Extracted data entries
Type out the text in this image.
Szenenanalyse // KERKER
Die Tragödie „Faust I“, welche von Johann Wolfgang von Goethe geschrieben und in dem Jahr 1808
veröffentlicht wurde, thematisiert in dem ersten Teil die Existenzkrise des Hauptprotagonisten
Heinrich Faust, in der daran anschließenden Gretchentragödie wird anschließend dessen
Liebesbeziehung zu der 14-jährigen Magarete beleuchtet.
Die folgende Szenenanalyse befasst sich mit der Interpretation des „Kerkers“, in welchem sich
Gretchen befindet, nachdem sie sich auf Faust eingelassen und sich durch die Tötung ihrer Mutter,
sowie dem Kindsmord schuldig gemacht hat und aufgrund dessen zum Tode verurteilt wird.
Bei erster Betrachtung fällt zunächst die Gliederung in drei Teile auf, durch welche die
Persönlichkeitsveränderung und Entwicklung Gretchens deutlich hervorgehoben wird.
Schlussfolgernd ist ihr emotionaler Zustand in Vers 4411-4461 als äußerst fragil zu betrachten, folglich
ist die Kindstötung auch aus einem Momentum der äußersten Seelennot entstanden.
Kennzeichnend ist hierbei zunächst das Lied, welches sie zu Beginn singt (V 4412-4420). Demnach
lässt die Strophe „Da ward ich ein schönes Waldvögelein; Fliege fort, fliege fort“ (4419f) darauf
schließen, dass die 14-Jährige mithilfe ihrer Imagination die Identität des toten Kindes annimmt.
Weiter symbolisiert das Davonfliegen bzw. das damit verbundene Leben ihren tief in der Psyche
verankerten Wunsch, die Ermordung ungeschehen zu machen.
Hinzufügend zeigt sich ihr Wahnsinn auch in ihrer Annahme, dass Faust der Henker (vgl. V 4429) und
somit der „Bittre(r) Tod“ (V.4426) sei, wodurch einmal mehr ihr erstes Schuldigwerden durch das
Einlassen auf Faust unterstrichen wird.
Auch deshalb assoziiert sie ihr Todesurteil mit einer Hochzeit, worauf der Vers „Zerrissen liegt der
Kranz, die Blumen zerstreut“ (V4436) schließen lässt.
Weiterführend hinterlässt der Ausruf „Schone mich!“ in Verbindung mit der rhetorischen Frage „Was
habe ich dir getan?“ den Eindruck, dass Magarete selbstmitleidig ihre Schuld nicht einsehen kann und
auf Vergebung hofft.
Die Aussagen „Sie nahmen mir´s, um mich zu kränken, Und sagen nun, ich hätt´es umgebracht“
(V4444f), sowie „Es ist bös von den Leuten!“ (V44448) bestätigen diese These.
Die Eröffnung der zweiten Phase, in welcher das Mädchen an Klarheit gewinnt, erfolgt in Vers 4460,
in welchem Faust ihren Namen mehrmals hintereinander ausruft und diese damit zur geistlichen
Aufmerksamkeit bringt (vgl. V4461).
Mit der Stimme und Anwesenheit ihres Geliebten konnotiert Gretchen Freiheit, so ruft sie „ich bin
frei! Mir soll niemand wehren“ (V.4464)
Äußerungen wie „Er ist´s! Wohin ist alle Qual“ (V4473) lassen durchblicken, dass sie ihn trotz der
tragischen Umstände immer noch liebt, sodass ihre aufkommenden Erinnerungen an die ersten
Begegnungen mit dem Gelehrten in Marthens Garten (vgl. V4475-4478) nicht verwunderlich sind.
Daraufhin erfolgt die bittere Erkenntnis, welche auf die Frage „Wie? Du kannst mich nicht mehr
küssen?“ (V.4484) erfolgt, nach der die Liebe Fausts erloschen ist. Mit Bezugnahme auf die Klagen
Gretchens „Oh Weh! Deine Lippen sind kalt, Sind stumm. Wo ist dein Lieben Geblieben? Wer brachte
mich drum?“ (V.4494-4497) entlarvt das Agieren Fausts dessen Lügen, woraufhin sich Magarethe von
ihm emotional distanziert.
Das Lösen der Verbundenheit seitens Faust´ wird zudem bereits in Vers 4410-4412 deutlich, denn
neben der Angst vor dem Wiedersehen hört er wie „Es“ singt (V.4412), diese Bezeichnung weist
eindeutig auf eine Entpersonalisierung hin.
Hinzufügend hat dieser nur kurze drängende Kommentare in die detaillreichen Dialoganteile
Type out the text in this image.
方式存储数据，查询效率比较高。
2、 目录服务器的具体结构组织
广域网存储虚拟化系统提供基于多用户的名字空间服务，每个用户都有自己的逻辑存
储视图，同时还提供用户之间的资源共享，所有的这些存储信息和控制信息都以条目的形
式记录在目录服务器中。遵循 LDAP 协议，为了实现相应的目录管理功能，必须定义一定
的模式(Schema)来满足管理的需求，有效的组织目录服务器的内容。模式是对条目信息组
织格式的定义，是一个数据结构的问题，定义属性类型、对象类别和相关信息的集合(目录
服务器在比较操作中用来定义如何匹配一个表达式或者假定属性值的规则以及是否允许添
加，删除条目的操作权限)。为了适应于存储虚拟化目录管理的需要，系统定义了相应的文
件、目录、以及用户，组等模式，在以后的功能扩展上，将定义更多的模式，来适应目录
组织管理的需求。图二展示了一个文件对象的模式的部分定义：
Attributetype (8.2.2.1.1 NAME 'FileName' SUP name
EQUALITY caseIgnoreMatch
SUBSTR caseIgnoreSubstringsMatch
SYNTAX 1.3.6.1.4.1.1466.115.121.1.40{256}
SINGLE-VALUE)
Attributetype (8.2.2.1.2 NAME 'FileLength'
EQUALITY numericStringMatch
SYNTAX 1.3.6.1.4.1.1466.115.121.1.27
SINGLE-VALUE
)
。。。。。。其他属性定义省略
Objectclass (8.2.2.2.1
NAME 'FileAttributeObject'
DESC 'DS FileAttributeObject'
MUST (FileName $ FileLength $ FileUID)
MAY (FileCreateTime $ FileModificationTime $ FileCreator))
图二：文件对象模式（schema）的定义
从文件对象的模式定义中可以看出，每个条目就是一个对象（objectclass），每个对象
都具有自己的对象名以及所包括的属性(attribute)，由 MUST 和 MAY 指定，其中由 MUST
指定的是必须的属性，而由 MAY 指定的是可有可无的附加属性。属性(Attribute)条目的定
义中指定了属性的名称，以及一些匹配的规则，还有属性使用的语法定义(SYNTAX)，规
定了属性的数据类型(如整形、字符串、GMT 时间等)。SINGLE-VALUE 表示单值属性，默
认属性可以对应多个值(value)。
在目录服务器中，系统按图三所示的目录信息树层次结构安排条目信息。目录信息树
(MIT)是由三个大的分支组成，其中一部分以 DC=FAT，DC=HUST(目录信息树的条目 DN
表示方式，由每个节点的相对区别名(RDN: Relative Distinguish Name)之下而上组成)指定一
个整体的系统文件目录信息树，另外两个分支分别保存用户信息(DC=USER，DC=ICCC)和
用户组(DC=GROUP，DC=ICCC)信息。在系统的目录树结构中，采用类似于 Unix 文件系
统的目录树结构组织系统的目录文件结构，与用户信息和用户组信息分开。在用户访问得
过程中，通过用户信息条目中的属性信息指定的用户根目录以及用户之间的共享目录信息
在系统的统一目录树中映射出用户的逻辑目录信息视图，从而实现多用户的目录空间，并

§ Request:
Repeat the entries shown above, every one, word for word.

§ Exercise output:
Type out the text in this image.
Szenenanalyse // KERKER
Die Tragödie „Faust I“, welche von Johann Wolfgang von Goethe geschrieben und in dem Jahr 1808
veröffentlicht wurde, thematisiert in dem ersten Teil die Existenzkrise des Hauptprotagonisten
Heinrich Faust, in der daran anschließenden Gretchentragödie wird anschließend dessen
Liebesbeziehung zu der 14-jährigen Magarete beleuchtet.
Die folgende Szenenanalyse befasst sich mit der Interpretation des „Kerkers“, in welchem sich
Gretchen befindet, nachdem sie sich auf Faust eingelassen und sich durch die Tötung ihrer Mutter,
sowie dem Kindsmord schuldig gemacht hat und aufgrund dessen zum Tode verurteilt wird.
Bei erster Betrachtung fällt zunächst die Gliederung in drei Teile auf, durch welche die
Persönlichkeitsveränderung und Entwicklung Gretchens deutlich hervorgehoben wird.
Schlussfolgernd ist ihr emotionaler Zustand in Vers 4411-4461 als äußerst fragil zu betrachten, folglich
ist die Kindstötung auch aus einem Momentum der äußersten Seelennot entstanden.
Kennzeichnend ist hierbei zunächst das Lied, welches sie zu Beginn singt (V 4412-4420). Demnach
lässt die Strophe „Da ward ich ein schönes Waldvögelein; Fliege fort, fliege fort“ (4419f) darauf
schließen, dass die 14-Jährige mithilfe ihrer Imagination die Identität des toten Kindes annimmt.
Weiter symbolisiert das Davonfliegen bzw. das damit verbundene Leben ihren tief in der Psyche
verankerten Wunsch, die Ermordung ungeschehen zu machen.
Hinzufügend zeigt sich ihr Wahnsinn auch in ihrer Annahme, dass Faust der Henker (vgl. V 4429) und
somit der „Bittre(r) Tod“ (V.4426) sei, wodurch einmal mehr ihr erstes Schuldigwerden durch das
Einlassen auf Faust unterstrichen wird.
Auch deshalb assoziiert sie ihr Todesurteil mit einer Hochzeit, worauf der Vers „Zerrissen liegt der
Kranz, die Blumen zerstreut“ (V4436) schließen lässt.
Weiterführend hinterlässt der Ausruf „Schone mich!“ in Verbindung mit der rhetorischen Frage „Was
habe ich dir getan?“ den Eindruck, dass Magarete selbstmitleidig ihre Schuld nicht einsehen kann und
auf Vergebung hofft.
Die Aussagen „Sie nahmen mir´s, um mich zu kränken, Und sagen nun, ich hätt´es umgebracht“
(V4444f), sowie „Es ist bös von den Leuten!“ (V44448) bestätigen diese These.
Die Eröffnung der zweiten Phase, in welcher das Mädchen an Klarheit gewinnt, erfolgt in Vers 4460,
in welchem Faust ihren Namen mehrmals hintereinander ausruft und diese damit zur geistlichen
Aufmerksamkeit bringt (vgl. V4461).
Mit der Stimme und Anwesenheit ihres Geliebten konnotiert Gretchen Freiheit, so ruft sie „ich bin
frei! Mir soll niemand wehren“ (V.4464)
Äußerungen wie „Er ist´s! Wohin ist alle Qual“ (V4473) lassen durchblicken, dass sie ihn trotz der
tragischen Umstände immer noch liebt, sodass ihre aufkommenden Erinnerungen an die ersten
Begegnungen mit dem Gelehrten in Marthens Garten (vgl. V4475-4478) nicht verwunderlich sind.
Daraufhin erfolgt die bittere Erkenntnis, welche auf die Frage „Wie? Du kannst mich nicht mehr
küssen?“ (V.4484) erfolgt, nach der die Liebe Fausts erloschen ist. Mit Bezugnahme auf die Klagen
Gretchens „Oh Weh! Deine Lippen sind kalt, Sind stumm. Wo ist dein Lieben Geblieben? Wer brachte
mich drum?“ (V.4494-4497) entlarvt das Agieren Fausts dessen Lügen, woraufhin sich Magarethe von
ihm emotional distanziert.
Das Lösen der Verbundenheit seitens Faust´ wird zudem bereits in Vers 4410-4412 deutlich, denn
neben der Angst vor dem Wiedersehen hört er wie „Es“ singt (V.4412), diese Bezeichnung weist
eindeutig auf eine Entpersonalisierung hin.
Hinzufügend hat dieser nur kurze drängende Kommentare in die detaillreichen Dialoganteile
Type out the text in this image.
方式存储数据，查询效率比较高。
2、 目录服务器的具体结构组织
广域网存储虚拟化系统提供基于多用户的名字空间服务，每个用户都有自己的逻辑存
储视图，同时还提供用户之间的资源共享，所有的这些存储信息和控制信息都以条目的形
式记录在目录服务器中。遵循 LDAP 协议，为了实现相应的目录管理功能，必须定义一定
的模式(Schema)来满足管理的需求，有效的组织目录服务器的内容。模式是对条目信息组
织格式的定义，是一个数据结构的问题，定义属性类型、对象类别和相关信息的集合(目录
服务器在比较操作中用来定义如何匹配一个表达式或者假定属性值的规则以及是否允许添
加，删除条目的操作权限)。为了适应于存储虚拟化目录管理的需要，系统定义了相应的文
件、目录、以及用户，组等模式，在以后的功能扩展上，将定义更多的模式，来适应目录
组织管理的需求。图二展示了一个文件对象的模式的部分定义：
Attributetype (8.2.2.1.1 NAME 'FileName' SUP name
EQUALITY caseIgnoreMatch
SUBSTR caseIgnoreSubstringsMatch
SYNTAX 1.3.6.1.4.1.1466.115.121.1.40{256}
SINGLE-VALUE)
Attributetype (8.2.2.1.2 NAME 'FileLength'
EQUALITY numericStringMatch
SYNTAX 1.3.6.1.4.1.1466.115.121.1.27
SINGLE-VALUE
)
。。。。。。其他属性定义省略
Objectclass (8.2.2.2.1
NAME 'FileAttributeObject'
DESC 'DS FileAttributeObject'
MUST (FileName $ FileLength $ FileUID)
MAY (FileCreateTime $ FileModificationTime $ FileCreator))
图二：文件对象模式（schema）的定义
从文件对象的模式定义中可以看出，每个条目就是一个对象（objectclass），每个对象
都具有自己的对象名以及所包括的属性(attribute)，由 MUST 和 MAY 指定，其中由 MUST
指定的是必须的属性，而由 MAY 指定的是可有可无的附加属性。属性(Attribute)条目的定
义中指定了属性的名称，以及一些匹配的规则，还有属性使用的语法定义(SYNTAX)，规
定了属性的数据类型(如整形、字符串、GMT 时间等)。SINGLE-VALUE 表示单值属性，默
认属性可以对应多个值(value)。
在目录服务器中，系统按图三所示的目录信息树层次结构安排条目信息。目录信息树
(MIT)是由三个大的分支组成，其中一部分以 DC=FAT，DC=HUST(目录信息树的条目 DN
表示方式，由每个节点的相对区别名(RDN: Relative Distinguish Name)之下而上组成)指定一
个整体的系统文件目录信息树，另外两个分支分别保存用户信息(DC=USER，DC=ICCC)和
用户组(DC=GROUP，DC=ICCC)信息。在系统的目录树结构中，采用类似于 Unix 文件系
统的目录树结构组织系统的目录文件结构，与用户信息和用户组信息分开。在用户访问得
过程中，通过用户信息条目中的属性信息指定的用户根目录以及用户之间的共享目录信息
在系统的统一目录树中映射出用户的逻辑目录信息视图，从而实现多用户的目录空间，并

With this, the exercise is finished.